• TASK GOAL
Write the count of lines that contain the word "Global" and nothing else.

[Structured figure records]
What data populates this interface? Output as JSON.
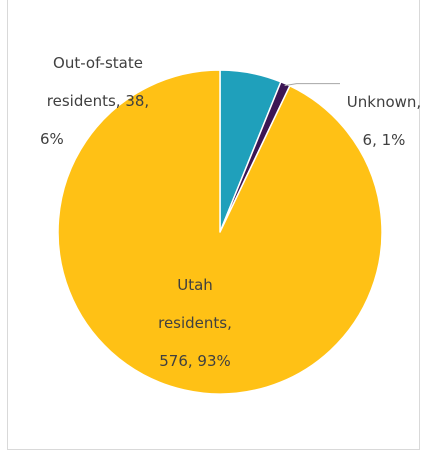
{
  "chart_data": {
    "type": "pie",
    "slices": [
      {
        "category": "Out-of-state residents",
        "value": 38,
        "percent": "6%",
        "color": "#1fa0bb"
      },
      {
        "category": "Unknown",
        "value": 6,
        "percent": "1%",
        "color": "#3c1654"
      },
      {
        "category": "Utah residents",
        "value": 576,
        "percent": "93%",
        "color": "#ffc115"
      }
    ],
    "labels": {
      "out_of_state": [
        "Out-of-state",
        "residents, 38,",
        "6%"
      ],
      "unknown": [
        "Unknown,",
        "6, 1%"
      ],
      "utah": [
        "Utah",
        "residents,",
        "576, 93%"
      ]
    },
    "start_angle": "top",
    "direction": "clockwise",
    "slice_border_color": "#ffffff",
    "leader_line_color": "#a6a6a6",
    "label_color": "#404040"
  }
}
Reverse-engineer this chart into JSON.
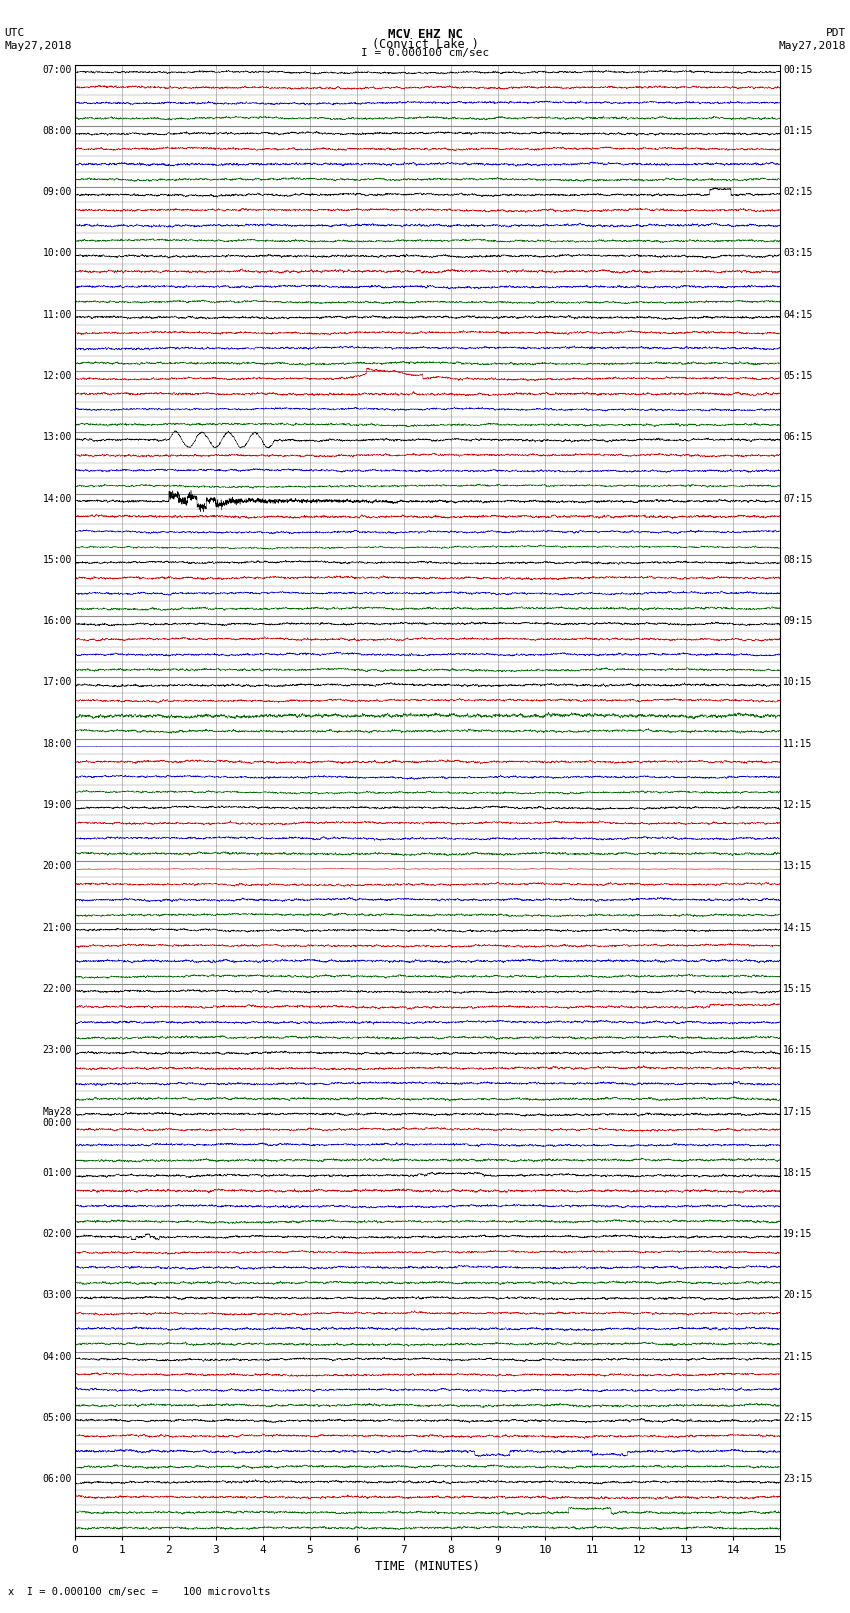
{
  "title_line1": "MCV EHZ NC",
  "title_line2": "(Convict Lake )",
  "scale_label": "I = 0.000100 cm/sec",
  "bottom_label": "x  I = 0.000100 cm/sec =    100 microvolts",
  "xlabel": "TIME (MINUTES)",
  "utc_label": "UTC\nMay27,2018",
  "pdt_label": "PDT\nMay27,2018",
  "utc_times": [
    "07:00",
    "",
    "",
    "",
    "08:00",
    "",
    "",
    "",
    "09:00",
    "",
    "",
    "",
    "10:00",
    "",
    "",
    "",
    "11:00",
    "",
    "",
    "",
    "12:00",
    "",
    "",
    "",
    "13:00",
    "",
    "",
    "",
    "14:00",
    "",
    "",
    "",
    "15:00",
    "",
    "",
    "",
    "16:00",
    "",
    "",
    "",
    "17:00",
    "",
    "",
    "",
    "18:00",
    "",
    "",
    "",
    "19:00",
    "",
    "",
    "",
    "20:00",
    "",
    "",
    "",
    "21:00",
    "",
    "",
    "",
    "22:00",
    "",
    "",
    "",
    "23:00",
    "",
    "",
    "",
    "May28\n00:00",
    "",
    "",
    "",
    "01:00",
    "",
    "",
    "",
    "02:00",
    "",
    "",
    "",
    "03:00",
    "",
    "",
    "",
    "04:00",
    "",
    "",
    "",
    "05:00",
    "",
    "",
    "",
    "06:00",
    "",
    ""
  ],
  "pdt_times": [
    "00:15",
    "",
    "",
    "",
    "01:15",
    "",
    "",
    "",
    "02:15",
    "",
    "",
    "",
    "03:15",
    "",
    "",
    "",
    "04:15",
    "",
    "",
    "",
    "05:15",
    "",
    "",
    "",
    "06:15",
    "",
    "",
    "",
    "07:15",
    "",
    "",
    "",
    "08:15",
    "",
    "",
    "",
    "09:15",
    "",
    "",
    "",
    "10:15",
    "",
    "",
    "",
    "11:15",
    "",
    "",
    "",
    "12:15",
    "",
    "",
    "",
    "13:15",
    "",
    "",
    "",
    "14:15",
    "",
    "",
    "",
    "15:15",
    "",
    "",
    "",
    "16:15",
    "",
    "",
    "",
    "17:15",
    "",
    "",
    "",
    "18:15",
    "",
    "",
    "",
    "19:15",
    "",
    "",
    "",
    "20:15",
    "",
    "",
    "",
    "21:15",
    "",
    "",
    "",
    "22:15",
    "",
    "",
    "",
    "23:15",
    "",
    ""
  ],
  "n_hours": 24,
  "sub_traces": 4,
  "n_minutes": 15,
  "background_color": "#ffffff",
  "grid_color": "#888888",
  "figure_width": 8.5,
  "figure_height": 16.13,
  "dpi": 100,
  "sub_trace_colors": [
    "#000000",
    "#cc0000",
    "#0000cc",
    "#006600"
  ],
  "hour_labels_utc": [
    "07:00",
    "08:00",
    "09:00",
    "10:00",
    "11:00",
    "12:00",
    "13:00",
    "14:00",
    "15:00",
    "16:00",
    "17:00",
    "18:00",
    "19:00",
    "20:00",
    "21:00",
    "22:00",
    "23:00",
    "May28\n00:00",
    "01:00",
    "02:00",
    "03:00",
    "04:00",
    "05:00",
    "06:00"
  ],
  "hour_labels_pdt": [
    "00:15",
    "01:15",
    "02:15",
    "03:15",
    "04:15",
    "05:15",
    "06:15",
    "07:15",
    "08:15",
    "09:15",
    "10:15",
    "11:15",
    "12:15",
    "13:15",
    "14:15",
    "15:15",
    "16:15",
    "17:15",
    "18:15",
    "19:15",
    "20:15",
    "21:15",
    "22:15",
    "23:15"
  ]
}
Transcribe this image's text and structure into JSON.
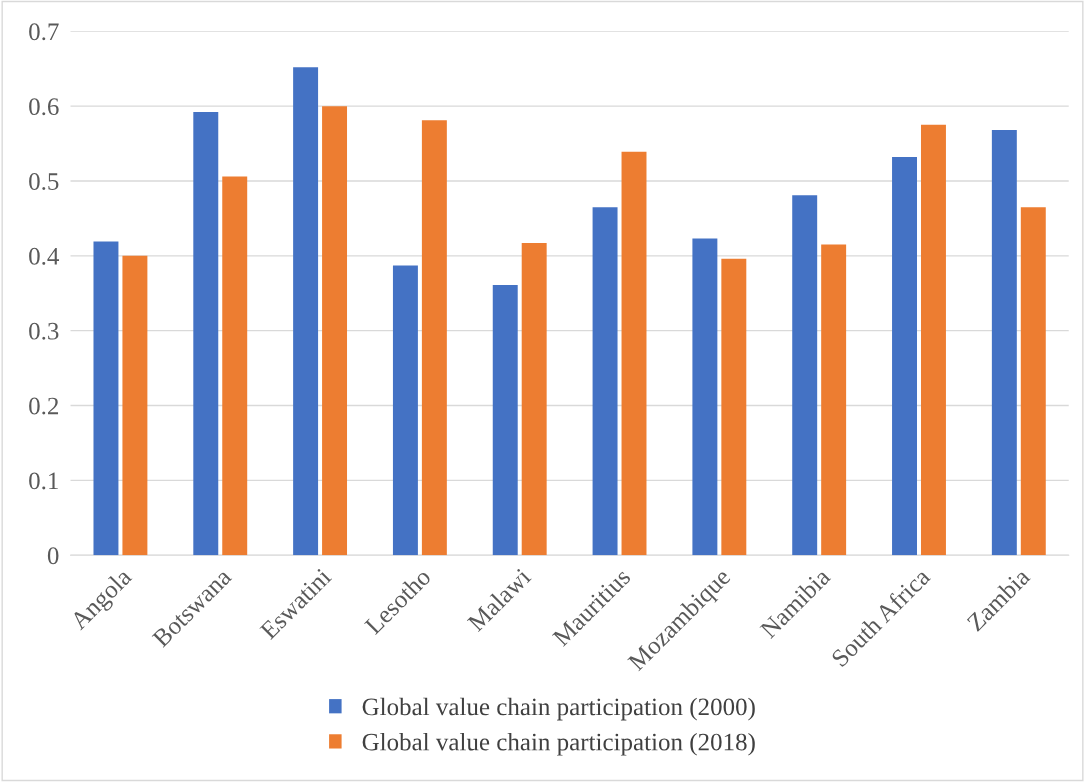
{
  "chart_data": {
    "type": "bar",
    "categories": [
      "Angola",
      "Botswana",
      "Eswatini",
      "Lesotho",
      "Malawi",
      "Mauritius",
      "Mozambique",
      "Namibia",
      "South Africa",
      "Zambia"
    ],
    "series": [
      {
        "name": "Global value chain participation (2000)",
        "color": "#4472c4",
        "values": [
          0.419,
          0.592,
          0.652,
          0.387,
          0.361,
          0.465,
          0.423,
          0.481,
          0.532,
          0.568
        ]
      },
      {
        "name": "Global value chain participation (2018)",
        "color": "#ed7d31",
        "values": [
          0.4,
          0.506,
          0.6,
          0.581,
          0.417,
          0.539,
          0.396,
          0.415,
          0.575,
          0.465
        ]
      }
    ],
    "ylim": [
      0,
      0.7
    ],
    "yticks": [
      0,
      0.1,
      0.2,
      0.3,
      0.4,
      0.5,
      0.6,
      0.7
    ],
    "grid": "y",
    "legend": "bottom"
  }
}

• CORRECT RESULT
2